== GOAL ==
Look through the material below. Copy every line with the string "Скумбриевый" in it.

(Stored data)
====
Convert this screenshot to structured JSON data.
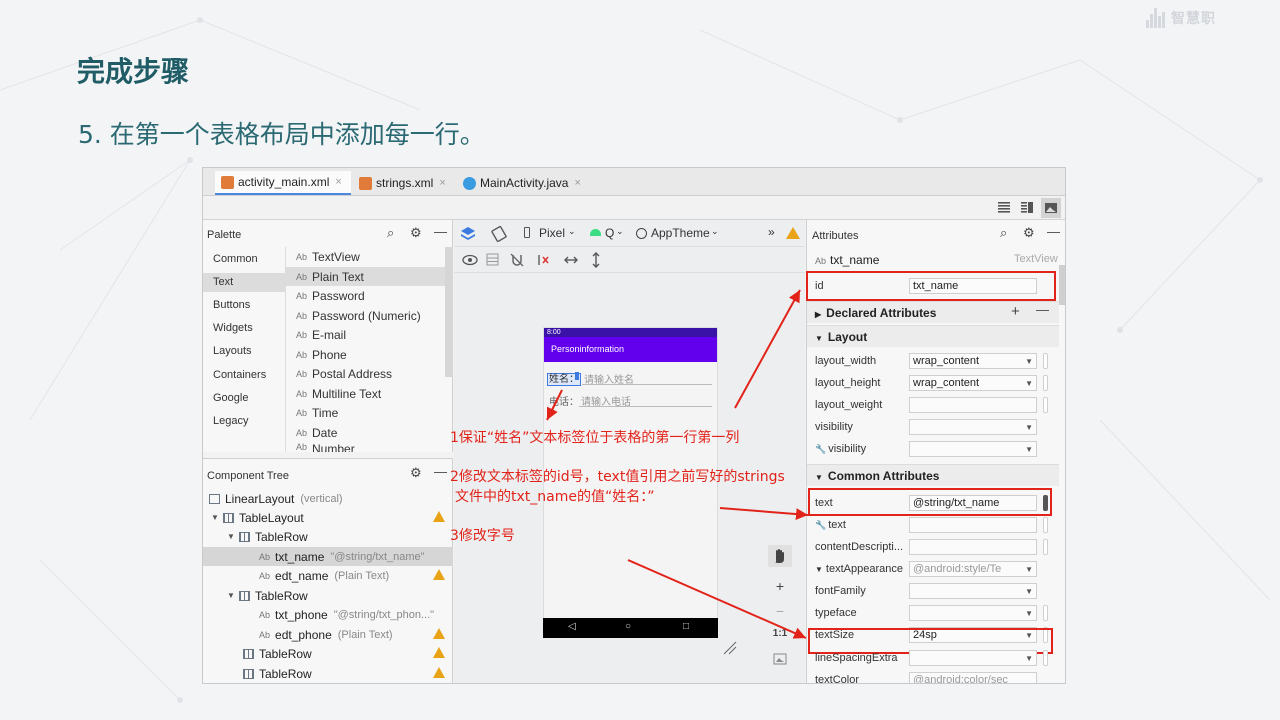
{
  "slide": {
    "title": "完成步骤",
    "subtitle": "5. 在第一个表格布局中添加每一行。",
    "logo_text": "智慧职"
  },
  "ide": {
    "tabs": [
      {
        "label": "activity_main.xml",
        "close": "×"
      },
      {
        "label": "strings.xml",
        "close": "×"
      },
      {
        "label": "MainActivity.java",
        "close": "×"
      }
    ],
    "palette": {
      "title": "Palette",
      "categories": [
        "Common",
        "Text",
        "Buttons",
        "Widgets",
        "Layouts",
        "Containers",
        "Google",
        "Legacy"
      ],
      "selected_category": "Text",
      "items": [
        "TextView",
        "Plain Text",
        "Password",
        "Password (Numeric)",
        "E-mail",
        "Phone",
        "Postal Address",
        "Multiline Text",
        "Time",
        "Date",
        "Number"
      ],
      "item_prefix": "Ab"
    },
    "component_tree": {
      "title": "Component Tree",
      "rows": [
        {
          "label": "LinearLayout",
          "sub": "(vertical)"
        },
        {
          "label": "TableLayout",
          "sub": ""
        },
        {
          "label": "TableRow",
          "sub": ""
        },
        {
          "label": "txt_name",
          "sub": "\"@string/txt_name\""
        },
        {
          "label": "edt_name",
          "sub": "(Plain Text)"
        },
        {
          "label": "TableRow",
          "sub": ""
        },
        {
          "label": "txt_phone",
          "sub": "\"@string/txt_phon...\""
        },
        {
          "label": "edt_phone",
          "sub": "(Plain Text)"
        },
        {
          "label": "TableRow",
          "sub": ""
        },
        {
          "label": "TableRow",
          "sub": ""
        }
      ]
    },
    "design_toolbar": {
      "device": "Pixel",
      "api": "Q",
      "theme": "AppTheme",
      "overflow": "»"
    },
    "preview": {
      "status_time": "8:00",
      "app_title": "Personinformation",
      "name_label": "姓名：",
      "name_hint": "请输入姓名",
      "phone_label": "电话：",
      "phone_hint": "请输入电话",
      "nav_back": "◁",
      "nav_home": "○",
      "nav_recent": "□"
    },
    "zoom": {
      "plus": "+",
      "minus": "−",
      "one_to_one": "1:1"
    },
    "attributes": {
      "title": "Attributes",
      "component_type_prefix": "Ab",
      "component_name": "txt_name",
      "component_kind": "TextView",
      "id_key": "id",
      "id_value": "txt_name",
      "declared": "Declared Attributes",
      "layout_section": "Layout",
      "layout_rows": [
        {
          "key": "layout_width",
          "value": "wrap_content"
        },
        {
          "key": "layout_height",
          "value": "wrap_content"
        },
        {
          "key": "layout_weight",
          "value": ""
        },
        {
          "key": "visibility",
          "value": ""
        },
        {
          "key": "visibility",
          "value": ""
        }
      ],
      "common_section": "Common Attributes",
      "common_rows": [
        {
          "key": "text",
          "value": "@string/txt_name"
        },
        {
          "key": "text",
          "value": ""
        },
        {
          "key": "contentDescripti...",
          "value": ""
        },
        {
          "key": "textAppearance",
          "value": "@android:style/Te"
        },
        {
          "key": "fontFamily",
          "value": ""
        },
        {
          "key": "typeface",
          "value": ""
        },
        {
          "key": "textSize",
          "value": "24sp"
        },
        {
          "key": "lineSpacingExtra",
          "value": ""
        },
        {
          "key": "textColor",
          "value": "@android:color/sec"
        }
      ]
    }
  },
  "annotations": {
    "a1": "1保证“姓名”文本标签位于表格的第一行第一列",
    "a2_line1": "2修改文本标签的id号，text值引用之前写好的strings",
    "a2_line2": "文件中的txt_name的值“姓名：”",
    "a3": "3修改字号"
  },
  "colors": {
    "title": "#1f5c66",
    "annotation": "#e2231a",
    "app_bar": "#6200ee",
    "warning": "#e8a317"
  }
}
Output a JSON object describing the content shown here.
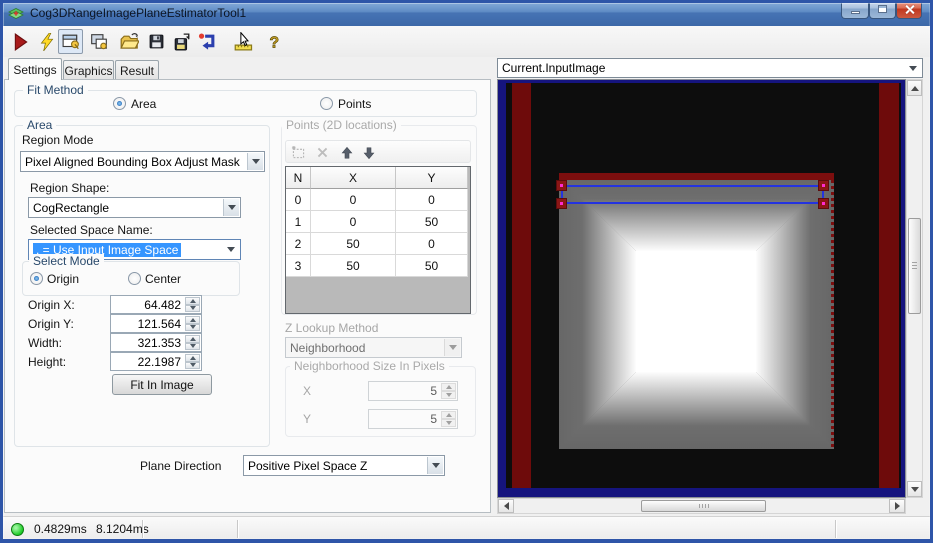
{
  "window": {
    "title": "Cog3DRangeImagePlaneEstimatorTool1",
    "controls": [
      "minimize-icon",
      "maximize-icon",
      "close-icon"
    ]
  },
  "toolbar": {
    "icons": [
      "run-icon",
      "electric-run-icon",
      "show-record-display-icon",
      "float-window-icon",
      "open-file-icon",
      "save-icon",
      "save-image-icon",
      "reset-icon",
      "electric-pointer-icon",
      "help-icon"
    ]
  },
  "tabs": [
    {
      "label": "Settings",
      "active": true
    },
    {
      "label": "Graphics",
      "active": false
    },
    {
      "label": "Result",
      "active": false
    }
  ],
  "fit_method": {
    "label": "Fit Method",
    "options": [
      {
        "label": "Area",
        "selected": true
      },
      {
        "label": "Points",
        "selected": false
      }
    ]
  },
  "area": {
    "label": "Area",
    "region_mode_label": "Region Mode",
    "region_mode_value": "Pixel Aligned Bounding Box Adjust Mask",
    "region_shape_label": "Region Shape:",
    "region_shape_value": "CogRectangle",
    "selected_space_label": "Selected Space Name:",
    "selected_space_value": ". = Use Input Image Space",
    "select_mode": {
      "label": "Select Mode",
      "options": [
        {
          "label": "Origin",
          "selected": true
        },
        {
          "label": "Center",
          "selected": false
        }
      ]
    },
    "fields": [
      {
        "label": "Origin X:",
        "value": "64.482"
      },
      {
        "label": "Origin Y:",
        "value": "121.564"
      },
      {
        "label": "Width:",
        "value": "321.353"
      },
      {
        "label": "Height:",
        "value": "22.1987"
      }
    ],
    "fit_in_image_label": "Fit In Image"
  },
  "points": {
    "label": "Points (2D locations)",
    "toolbar_icons": [
      "add-point-icon",
      "delete-point-icon",
      "move-up-icon",
      "move-down-icon"
    ],
    "table": {
      "columns": [
        "N",
        "X",
        "Y"
      ],
      "rows": [
        [
          "0",
          "0",
          "0"
        ],
        [
          "1",
          "0",
          "50"
        ],
        [
          "2",
          "50",
          "0"
        ],
        [
          "3",
          "50",
          "50"
        ]
      ]
    },
    "z_lookup_label": "Z Lookup Method",
    "z_lookup_value": "Neighborhood",
    "neighborhood": {
      "label": "Neighborhood Size In Pixels",
      "fields": [
        {
          "label": "X",
          "value": "5"
        },
        {
          "label": "Y",
          "value": "5"
        }
      ]
    }
  },
  "plane_direction": {
    "label": "Plane Direction",
    "value": "Positive Pixel Space Z"
  },
  "display": {
    "source_value": "Current.InputImage"
  },
  "status": {
    "time1": "0.4829ms",
    "time2": "8.1204ms"
  },
  "colors": {
    "titlebar_blue": "#5f8cc5",
    "window_border": "#2e55a8",
    "selection_highlight": "#3595ff",
    "view_background_navy": "#15147e",
    "image_stripe_red": "#6e0b0b",
    "region_overlay_blue": "#2433e0",
    "handle_red": "#8c1616",
    "handle_dot_magenta": "#ff2bd1",
    "led_green": "#1ccb26"
  }
}
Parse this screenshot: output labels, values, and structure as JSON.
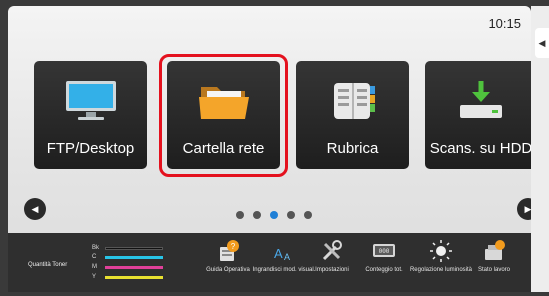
{
  "header": {
    "clock": "10:15"
  },
  "tiles": [
    {
      "label": "FTP/Desktop",
      "icon": "monitor-icon"
    },
    {
      "label": "Cartella rete",
      "icon": "folder-icon",
      "selected": true
    },
    {
      "label": "Rubrica",
      "icon": "address-book-icon"
    },
    {
      "label": "Scans. su HDD",
      "icon": "hdd-download-icon"
    }
  ],
  "pager": {
    "pages": 5,
    "active_page": 3
  },
  "toner": {
    "title": "Quantità Toner",
    "levels": [
      {
        "label": "Bk",
        "color": "#111111"
      },
      {
        "label": "C",
        "color": "#28c4e6"
      },
      {
        "label": "M",
        "color": "#e0409a"
      },
      {
        "label": "Y",
        "color": "#e8e030"
      }
    ]
  },
  "toolbar": {
    "items": [
      {
        "label": "Guida Operativa",
        "icon": "help-guide-icon"
      },
      {
        "label": "Ingrandisci mod. visual.",
        "icon": "zoom-text-icon"
      },
      {
        "label": "Impostazioni",
        "icon": "settings-tools-icon"
      },
      {
        "label": "Conteggio tot.",
        "icon": "counter-icon"
      },
      {
        "label": "Regolazione luminosità",
        "icon": "brightness-icon"
      },
      {
        "label": "Stato lavoro",
        "icon": "job-status-icon"
      }
    ]
  },
  "colors": {
    "accent": "#1f7fd6",
    "selection": "#e4111e"
  }
}
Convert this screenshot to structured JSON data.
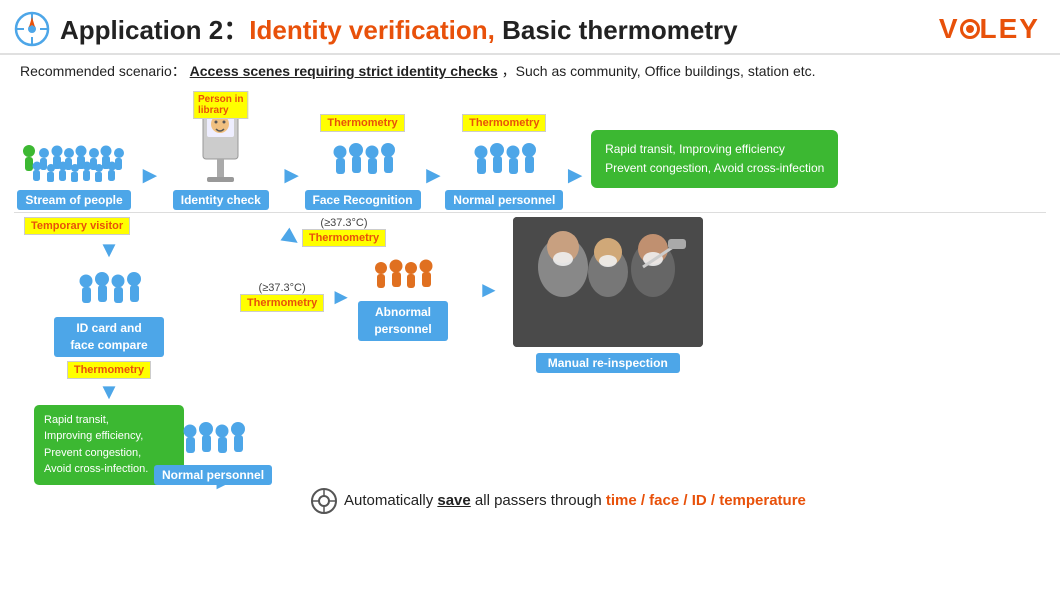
{
  "header": {
    "app_label": "Application 2：",
    "identity_label": "Identity verification,",
    "basic_label": " Basic thermometry",
    "brand": "VLEY"
  },
  "scenario": {
    "prefix": "Recommended scenario：",
    "bold_text": "Access scenes requiring strict identity checks",
    "suffix": "，Such as community, Office buildings, station etc."
  },
  "top_flow": {
    "nodes": [
      {
        "label": "Stream of people"
      },
      {
        "label": "Identity check"
      },
      {
        "label": "Face Recognition"
      },
      {
        "label": "Normal personnel"
      }
    ],
    "person_in_library": "Person in\nlibrary",
    "thermometry_top1": "Thermometry",
    "thermometry_top2": "Thermometry",
    "result_box": "Rapid transit, Improving efficiency\nPrevent congestion, Avoid cross-infection"
  },
  "bottom_flow": {
    "temp_visitor": "Temporary visitor",
    "thermometry_mid": "Thermometry",
    "id_compare_label": "ID card and\nface compare",
    "temp_threshold": "(≥37.3°C)",
    "thermometry_bottom": "Thermometry",
    "abnormal_label": "Abnormal\npersonnel",
    "manual_label": "Manual re-inspection",
    "temp_threshold2": "(≥37.3°C)",
    "result_box2": "Rapid transit,\nImproving efficiency,\nPrevent congestion,\nAvoid cross-infection.",
    "normal_bottom": "Normal personnel"
  },
  "save_line": {
    "text_before": "Automatically ",
    "save_bold": "save",
    "text_mid": " all passers through ",
    "highlights": "time / face / ID / temperature"
  }
}
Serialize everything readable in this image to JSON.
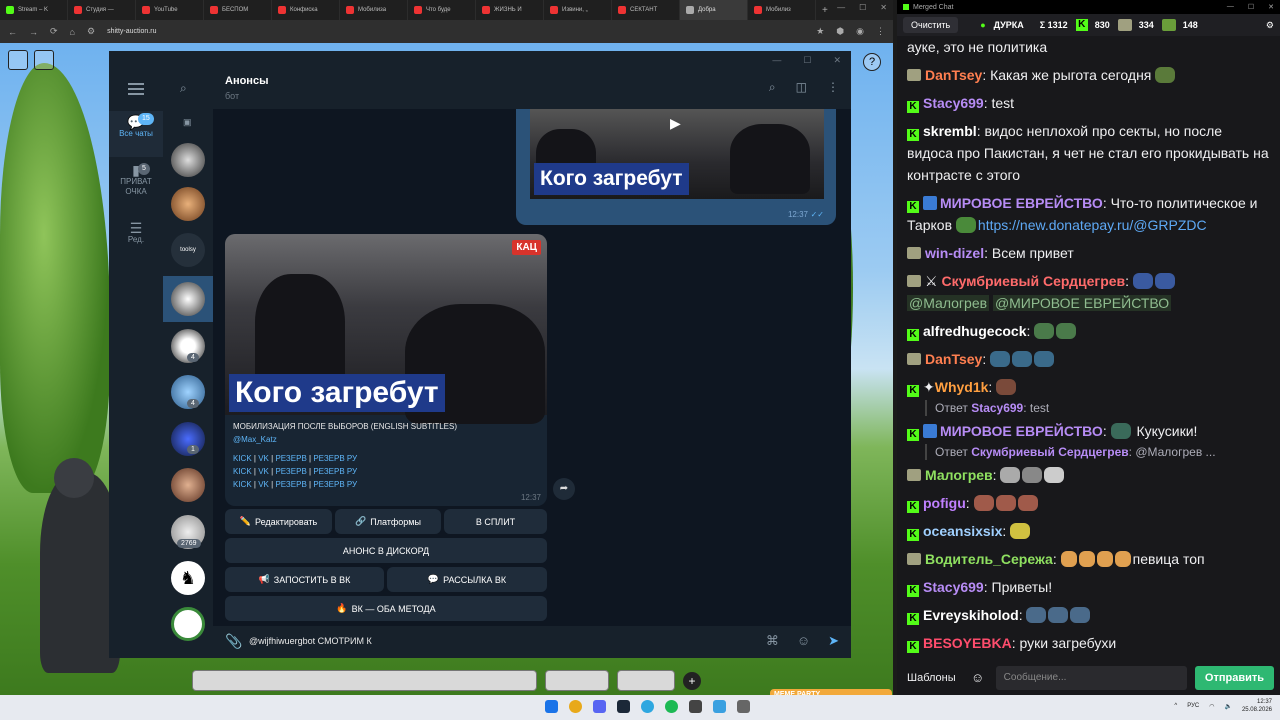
{
  "browser": {
    "tabs": [
      "Stream – K",
      "Студия —",
      "YouTube",
      "БЕСПОМ",
      "Конфиска",
      "Мобилиза",
      "Что буде",
      "ЖИЗНЬ И",
      "Извини, „",
      "СЕКТАНТ",
      "Добра",
      "Мобилиз"
    ],
    "address": "shitty-auction.ru",
    "new_tab": "+"
  },
  "telegram": {
    "rail": [
      {
        "label": "Все чаты",
        "badge": "15"
      },
      {
        "label": "ПРИВАТ ОЧКА",
        "badge": "5"
      },
      {
        "label": "Ред.",
        "badge": ""
      }
    ],
    "list_badges": [
      "4",
      "4",
      "1",
      "2769"
    ],
    "list_avatar_text": "toolsy",
    "header": {
      "title": "Анонсы",
      "subtitle": "бот"
    },
    "prev_message": {
      "overlay": "Кого загребут",
      "time": "12:37"
    },
    "main_message": {
      "overlay": "Кого загребут",
      "badge": "КАЦ",
      "title": "МОБИЛИЗАЦИЯ ПОСЛЕ ВЫБОРОВ (ENGLISH SUBTITLES)",
      "mention": "@Max_Katz",
      "links": [
        "KICK",
        "VK",
        "РЕЗЕРВ",
        "РЕЗЕРВ РУ"
      ],
      "sep": "|",
      "time": "12:37"
    },
    "buttons": {
      "edit": "Редактировать",
      "platforms": "Платформы",
      "split": "В СПЛИТ",
      "discord": "АНОНС В ДИСКОРД",
      "post_vk": "ЗАПОСТИТЬ В ВК",
      "mailing": "РАССЫЛКА ВК",
      "vk_both": "ВК — ОБА МЕТОДА"
    },
    "input_value": "@wijfhiwuergbot СМОТРИМ К"
  },
  "game": {
    "meme_label": "MEME PARTY"
  },
  "taskbar": {
    "lang": "РУС",
    "time": "12:37",
    "date": "25.08.2026"
  },
  "chat": {
    "window_title": "Merged Chat",
    "clear_label": "Очистить",
    "stream_name": "ДУРКА",
    "stats": {
      "total": "Σ 1312",
      "kick": "830",
      "twitch": "334",
      "vk": "148"
    },
    "messages": [
      {
        "user": "",
        "text": "ауке, это не политика",
        "color": "#efeff1"
      },
      {
        "user": "DanTsey",
        "text": "Какая же рыгота сегодня",
        "color": "#ff7f50"
      },
      {
        "user": "Stacy699",
        "text": "test",
        "color": "#b78cf5"
      },
      {
        "user": "skrembl",
        "text": "видос неплохой про секты, но после видоса про Пакистан, я чет не стал его прокидывать на контрасте с этого",
        "color": "#ffffff"
      },
      {
        "user": "МИРОВОЕ ЕВРЕЙСТВО",
        "text": "Что-то политическое и Тарков",
        "link": "https://new.donatepay.ru/@GRPZDC",
        "color": "#b78cf5"
      },
      {
        "user": "win-dizel",
        "text": "Всем привет",
        "color": "#b78cf5"
      },
      {
        "user": "Скумбриевый Сердцегрев",
        "text": "",
        "tags": [
          "@Малогрев",
          "@МИРОВОЕ ЕВРЕЙСТВО"
        ],
        "color": "#ff6b6b"
      },
      {
        "user": "alfredhugecock",
        "text": "",
        "color": "#ffffff"
      },
      {
        "user": "DanTsey",
        "text": "",
        "color": "#ff7f50"
      },
      {
        "user": "Whyd1k",
        "text": "",
        "color": "#ff9f40"
      },
      {
        "reply_prefix": "Ответ",
        "reply_user": "Stacy699",
        "reply_text": "test"
      },
      {
        "user": "МИРОВОЕ ЕВРЕЙСТВО",
        "text": "Кукусики!",
        "color": "#b78cf5"
      },
      {
        "reply_prefix": "Ответ",
        "reply_user": "Скумбриевый Сердцегрев",
        "reply_text": "@Малогрев ..."
      },
      {
        "user": "Малогрев",
        "text": "",
        "color": "#8fe060"
      },
      {
        "user": "pofigu",
        "text": "",
        "color": "#c080ff"
      },
      {
        "user": "oceansixsix",
        "text": "",
        "color": "#a0d0ff"
      },
      {
        "user": "Водитель_Сережа",
        "text": "певица топ",
        "color": "#8fe060"
      },
      {
        "user": "Stacy699",
        "text": "Приветы!",
        "color": "#b78cf5"
      },
      {
        "user": "Evreyskiholod",
        "text": "",
        "color": "#ffffff"
      },
      {
        "user": "BESOYEBKA",
        "text": "руки загребухи",
        "color": "#ff4d6d"
      }
    ],
    "templates_label": "Шаблоны",
    "input_placeholder": "Сообщение...",
    "send_label": "Отправить"
  },
  "colors": {
    "kick": "#53fc18",
    "telegram_accent": "#5eb5f7",
    "send_green": "#2eb872"
  }
}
====
== FULL SOLUTION ==
        "user": "Скумбриевый Сердцегрев",
        "reply_user": "Скумбриевый Сердцегрев",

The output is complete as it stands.